+++ Wybrany fragment +++

(Zawiercie) Od głównego wiaduktu w Zawierciu oderwał się spory kawałek betonu, który zawisł na zbrojeniach. Bryła mogła spaść na pieszych, poruszających się ulicą Kościuszki. Wadę zauważono 24 stycznia.
Na miejscu około 20.00 pojawiły się dwa zastępy strażaków z PSP, którzy przy pomocy drabiny i sprzętu burzącego oderwali niebezpieczny kawał betonu. Przez wiadukt, którym zajmuje się GDDKiA biegnie główna trasa z Zawiercia do Poręby. Trzydziestoletnia konstrukcja przeszła kapitalny remont w 1996 roku oraz przegląd podstawowy i szczegółowy latem ubiegłego roku. Jak to możliwe, że remontowana i przeglądana konstrukcja mogła w tak niebezpieczny sposób rzucić betonem?

+++

Zadania do rozwiązania
**1.** Którego dnia, według tekstu o wiadukcie w Zawierciu, zauważono wadę konstrukcji?
**2.** Jak przetłumaczyć na angielski zdanie „Bryła mogła spaść na pieszych, poruszających się ulicą Kościuszki.” z tekstu o wiadukcie w Zawierciu?
**3.** Dopisz dalszy ciąg tekstu o wiadukcie w Zawierciu, zaczynając od miejsca po jego ostatnim zdaniu.

+++ Fragmenty danych +++

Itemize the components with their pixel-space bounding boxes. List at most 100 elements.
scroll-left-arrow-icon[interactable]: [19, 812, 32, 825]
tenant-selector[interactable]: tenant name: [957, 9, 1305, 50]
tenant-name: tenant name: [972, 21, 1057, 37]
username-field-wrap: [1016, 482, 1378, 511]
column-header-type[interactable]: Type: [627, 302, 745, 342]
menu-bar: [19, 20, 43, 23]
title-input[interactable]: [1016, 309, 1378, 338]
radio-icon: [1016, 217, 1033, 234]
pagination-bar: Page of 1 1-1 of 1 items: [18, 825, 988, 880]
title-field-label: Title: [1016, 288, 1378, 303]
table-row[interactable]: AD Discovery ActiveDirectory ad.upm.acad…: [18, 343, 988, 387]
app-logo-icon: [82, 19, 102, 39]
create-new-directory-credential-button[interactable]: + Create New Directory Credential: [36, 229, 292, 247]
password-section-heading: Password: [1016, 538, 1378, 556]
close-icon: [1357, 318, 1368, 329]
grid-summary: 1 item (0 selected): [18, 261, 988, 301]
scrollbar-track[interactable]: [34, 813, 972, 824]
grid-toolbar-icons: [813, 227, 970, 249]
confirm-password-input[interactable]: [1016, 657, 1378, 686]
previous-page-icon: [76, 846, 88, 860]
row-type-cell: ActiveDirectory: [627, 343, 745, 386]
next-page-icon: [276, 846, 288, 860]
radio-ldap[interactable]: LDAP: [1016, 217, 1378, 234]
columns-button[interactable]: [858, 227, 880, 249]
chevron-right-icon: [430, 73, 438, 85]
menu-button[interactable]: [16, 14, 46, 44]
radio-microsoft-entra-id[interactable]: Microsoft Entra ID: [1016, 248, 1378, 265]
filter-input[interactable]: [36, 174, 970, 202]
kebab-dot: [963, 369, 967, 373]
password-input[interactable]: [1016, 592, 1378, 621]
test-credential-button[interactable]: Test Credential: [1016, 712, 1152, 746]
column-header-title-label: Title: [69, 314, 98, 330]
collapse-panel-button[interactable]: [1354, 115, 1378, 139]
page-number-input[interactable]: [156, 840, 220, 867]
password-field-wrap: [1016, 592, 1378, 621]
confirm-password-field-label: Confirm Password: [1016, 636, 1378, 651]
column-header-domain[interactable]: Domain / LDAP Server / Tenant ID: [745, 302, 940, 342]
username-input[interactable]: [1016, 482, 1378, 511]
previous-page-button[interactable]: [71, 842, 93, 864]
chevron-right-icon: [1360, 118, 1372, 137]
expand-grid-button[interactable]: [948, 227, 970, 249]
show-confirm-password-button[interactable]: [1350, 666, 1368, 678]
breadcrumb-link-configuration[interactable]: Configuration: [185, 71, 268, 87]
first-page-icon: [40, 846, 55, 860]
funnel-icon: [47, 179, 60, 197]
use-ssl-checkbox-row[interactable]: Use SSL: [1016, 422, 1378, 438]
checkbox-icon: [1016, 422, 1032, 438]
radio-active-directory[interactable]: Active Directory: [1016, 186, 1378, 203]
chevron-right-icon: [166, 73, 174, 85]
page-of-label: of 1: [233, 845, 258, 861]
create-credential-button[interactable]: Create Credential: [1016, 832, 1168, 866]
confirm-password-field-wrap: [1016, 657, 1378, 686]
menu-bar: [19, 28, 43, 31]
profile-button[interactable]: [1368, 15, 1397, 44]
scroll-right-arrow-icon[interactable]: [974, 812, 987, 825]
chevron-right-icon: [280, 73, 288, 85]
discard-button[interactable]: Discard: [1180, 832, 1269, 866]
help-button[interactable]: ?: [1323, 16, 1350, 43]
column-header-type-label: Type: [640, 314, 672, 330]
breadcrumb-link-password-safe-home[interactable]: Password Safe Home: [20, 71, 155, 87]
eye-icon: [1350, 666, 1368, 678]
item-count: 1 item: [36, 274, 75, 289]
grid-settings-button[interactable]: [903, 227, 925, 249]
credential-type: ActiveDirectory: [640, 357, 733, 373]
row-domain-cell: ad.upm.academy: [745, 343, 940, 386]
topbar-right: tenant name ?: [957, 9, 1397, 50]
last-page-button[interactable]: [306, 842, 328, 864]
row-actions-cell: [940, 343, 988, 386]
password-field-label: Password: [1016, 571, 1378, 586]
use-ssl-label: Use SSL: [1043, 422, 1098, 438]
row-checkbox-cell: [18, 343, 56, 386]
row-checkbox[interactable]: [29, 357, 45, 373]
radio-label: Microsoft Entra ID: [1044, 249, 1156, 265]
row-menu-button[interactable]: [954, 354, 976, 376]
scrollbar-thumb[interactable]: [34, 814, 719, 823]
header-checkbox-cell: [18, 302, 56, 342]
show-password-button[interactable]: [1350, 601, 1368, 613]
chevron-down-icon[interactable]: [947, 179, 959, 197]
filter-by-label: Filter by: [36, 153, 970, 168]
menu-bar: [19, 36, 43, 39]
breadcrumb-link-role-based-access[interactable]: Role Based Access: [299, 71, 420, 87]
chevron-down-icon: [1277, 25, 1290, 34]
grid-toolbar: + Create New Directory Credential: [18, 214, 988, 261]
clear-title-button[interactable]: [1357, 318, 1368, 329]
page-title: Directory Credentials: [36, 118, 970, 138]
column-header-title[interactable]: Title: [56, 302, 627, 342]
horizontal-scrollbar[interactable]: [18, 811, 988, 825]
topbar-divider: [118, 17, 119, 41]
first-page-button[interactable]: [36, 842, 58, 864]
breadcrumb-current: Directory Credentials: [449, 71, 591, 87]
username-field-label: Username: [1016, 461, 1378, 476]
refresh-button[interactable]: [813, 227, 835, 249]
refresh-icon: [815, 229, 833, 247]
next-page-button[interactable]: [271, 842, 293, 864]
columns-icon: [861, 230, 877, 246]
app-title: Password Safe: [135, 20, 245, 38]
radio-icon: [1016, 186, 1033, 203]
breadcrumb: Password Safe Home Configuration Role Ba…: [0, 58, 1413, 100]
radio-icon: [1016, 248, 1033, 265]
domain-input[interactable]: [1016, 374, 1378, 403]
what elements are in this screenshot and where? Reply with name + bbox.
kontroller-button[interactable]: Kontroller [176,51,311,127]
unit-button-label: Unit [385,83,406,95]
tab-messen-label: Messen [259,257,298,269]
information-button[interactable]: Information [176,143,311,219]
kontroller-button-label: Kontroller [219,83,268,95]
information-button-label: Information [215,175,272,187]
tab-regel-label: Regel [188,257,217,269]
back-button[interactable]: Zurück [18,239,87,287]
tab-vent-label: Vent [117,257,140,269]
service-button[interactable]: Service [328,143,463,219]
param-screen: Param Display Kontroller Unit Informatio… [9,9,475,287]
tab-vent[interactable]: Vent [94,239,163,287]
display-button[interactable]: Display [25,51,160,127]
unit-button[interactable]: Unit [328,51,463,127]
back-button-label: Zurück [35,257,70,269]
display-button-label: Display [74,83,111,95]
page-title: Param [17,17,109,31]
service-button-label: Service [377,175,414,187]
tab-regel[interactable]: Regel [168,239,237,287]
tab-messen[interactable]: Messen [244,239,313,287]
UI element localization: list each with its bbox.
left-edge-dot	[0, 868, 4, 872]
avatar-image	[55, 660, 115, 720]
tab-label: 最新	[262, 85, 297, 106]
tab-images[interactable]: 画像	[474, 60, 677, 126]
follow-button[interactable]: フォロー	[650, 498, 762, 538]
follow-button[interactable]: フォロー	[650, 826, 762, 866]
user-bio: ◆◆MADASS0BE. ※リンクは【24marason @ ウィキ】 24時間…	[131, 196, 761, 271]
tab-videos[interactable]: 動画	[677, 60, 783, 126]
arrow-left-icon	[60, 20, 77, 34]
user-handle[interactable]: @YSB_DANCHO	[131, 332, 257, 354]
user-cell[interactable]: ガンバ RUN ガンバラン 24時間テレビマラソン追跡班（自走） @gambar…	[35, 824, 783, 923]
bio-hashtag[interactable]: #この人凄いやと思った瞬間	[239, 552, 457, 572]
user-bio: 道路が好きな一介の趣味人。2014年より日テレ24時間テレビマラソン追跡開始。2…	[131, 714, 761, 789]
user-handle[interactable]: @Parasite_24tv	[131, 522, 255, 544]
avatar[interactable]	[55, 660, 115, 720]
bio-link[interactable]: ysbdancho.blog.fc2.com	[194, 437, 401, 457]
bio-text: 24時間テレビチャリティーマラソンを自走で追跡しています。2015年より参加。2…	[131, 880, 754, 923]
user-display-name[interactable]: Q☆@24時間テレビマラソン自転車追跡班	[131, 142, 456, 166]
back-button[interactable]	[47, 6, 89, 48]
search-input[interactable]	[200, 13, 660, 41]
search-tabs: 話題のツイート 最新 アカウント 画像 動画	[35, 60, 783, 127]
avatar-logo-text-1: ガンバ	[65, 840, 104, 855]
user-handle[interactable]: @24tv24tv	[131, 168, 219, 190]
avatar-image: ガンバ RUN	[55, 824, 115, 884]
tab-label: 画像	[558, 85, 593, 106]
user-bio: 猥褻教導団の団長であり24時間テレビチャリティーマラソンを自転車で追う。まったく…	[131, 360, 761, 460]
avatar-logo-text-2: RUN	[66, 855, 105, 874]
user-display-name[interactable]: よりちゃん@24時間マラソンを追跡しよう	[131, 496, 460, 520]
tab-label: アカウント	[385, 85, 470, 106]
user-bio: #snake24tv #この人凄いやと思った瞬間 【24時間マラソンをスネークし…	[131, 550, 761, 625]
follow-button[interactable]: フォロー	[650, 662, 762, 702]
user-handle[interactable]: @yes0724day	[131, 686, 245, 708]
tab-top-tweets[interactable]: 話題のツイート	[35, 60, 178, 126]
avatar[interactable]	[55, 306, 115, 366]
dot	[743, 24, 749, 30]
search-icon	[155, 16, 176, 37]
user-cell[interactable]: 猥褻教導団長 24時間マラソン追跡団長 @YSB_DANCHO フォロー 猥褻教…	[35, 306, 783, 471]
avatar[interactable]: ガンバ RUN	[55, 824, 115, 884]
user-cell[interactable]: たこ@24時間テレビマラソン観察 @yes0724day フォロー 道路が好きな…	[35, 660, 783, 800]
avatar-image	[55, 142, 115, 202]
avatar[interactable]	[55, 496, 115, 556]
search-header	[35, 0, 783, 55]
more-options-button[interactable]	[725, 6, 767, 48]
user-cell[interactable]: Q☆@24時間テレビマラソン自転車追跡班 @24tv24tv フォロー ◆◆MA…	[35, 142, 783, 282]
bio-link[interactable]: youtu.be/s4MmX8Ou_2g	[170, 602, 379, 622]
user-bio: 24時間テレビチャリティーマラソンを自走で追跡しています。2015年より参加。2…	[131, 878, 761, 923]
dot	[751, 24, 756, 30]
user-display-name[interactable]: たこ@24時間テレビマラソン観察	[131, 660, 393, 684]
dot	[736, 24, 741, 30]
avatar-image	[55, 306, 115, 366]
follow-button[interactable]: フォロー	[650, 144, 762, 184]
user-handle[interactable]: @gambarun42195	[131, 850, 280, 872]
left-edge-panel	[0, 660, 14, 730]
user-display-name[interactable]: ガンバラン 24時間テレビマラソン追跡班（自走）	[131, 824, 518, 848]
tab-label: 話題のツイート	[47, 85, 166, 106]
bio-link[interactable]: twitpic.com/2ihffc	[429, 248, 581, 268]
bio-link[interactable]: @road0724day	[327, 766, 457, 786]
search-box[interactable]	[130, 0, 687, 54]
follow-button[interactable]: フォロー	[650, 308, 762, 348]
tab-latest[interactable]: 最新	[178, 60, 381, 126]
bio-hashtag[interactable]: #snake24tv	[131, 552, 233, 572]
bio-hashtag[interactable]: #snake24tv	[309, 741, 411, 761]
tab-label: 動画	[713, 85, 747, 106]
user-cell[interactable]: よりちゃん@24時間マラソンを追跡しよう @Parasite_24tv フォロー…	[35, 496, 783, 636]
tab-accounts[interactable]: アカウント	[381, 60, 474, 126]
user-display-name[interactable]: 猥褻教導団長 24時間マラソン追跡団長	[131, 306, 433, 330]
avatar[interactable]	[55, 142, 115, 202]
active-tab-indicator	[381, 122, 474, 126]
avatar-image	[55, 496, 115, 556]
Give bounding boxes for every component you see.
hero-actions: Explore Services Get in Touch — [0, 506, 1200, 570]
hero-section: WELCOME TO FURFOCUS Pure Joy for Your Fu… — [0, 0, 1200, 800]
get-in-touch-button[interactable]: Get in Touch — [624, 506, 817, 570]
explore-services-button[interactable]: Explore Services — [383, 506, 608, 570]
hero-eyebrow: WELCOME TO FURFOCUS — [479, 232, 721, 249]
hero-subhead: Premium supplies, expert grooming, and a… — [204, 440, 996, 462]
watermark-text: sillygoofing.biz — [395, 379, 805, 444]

+++

Odpowiedzi poniżej
**1.** 24 stycznia.

**2.** The chunk could have fallen on pedestrians walking along Kościuszki Street.

**3.**
- Interwencja dotycząca rzekomego zagrożenia bezpieczeństwa przechodniów poruszających się ulica Kościuszki w Zawierciu pod wiaduktem w ciągu DK 78 jest nieporozumieniem. Pod przęsłem skrajnym, nad powierzchnią stożka obiektu w części dylatacji podłużnej płyty pomostu (szczelina celowo utworzona w konstrukcji architektonicznej- przyp. red.) odspojeniu uległ tynk narzucony na siatkę drucianą będący uzupełnieniem ubytków płyty. Niewielkie niezagrażające bezpieczeństwu przechodniów czy służb utrzymaniowych ubytki tynku nie wymagały natychmiastowej interwencji – mówi Dorota Marzyńska specjalista ds. Komunikacji Społecznej w katowickim oddziale GDDKiA w Katowicach.
We wtorek, 25 stycznia dokonano dodatkowego odkucia części powierzchni tynku, która wykazywała zarysowanie. Pod tym przęsłem nie odbywa się ruch samochodowy.
- W okresie wiosenno-letnim przeprowadzony zostanie remont polegający na uzupełnieniu powstałego ubytku – dodaje Marzyńska. (mpp)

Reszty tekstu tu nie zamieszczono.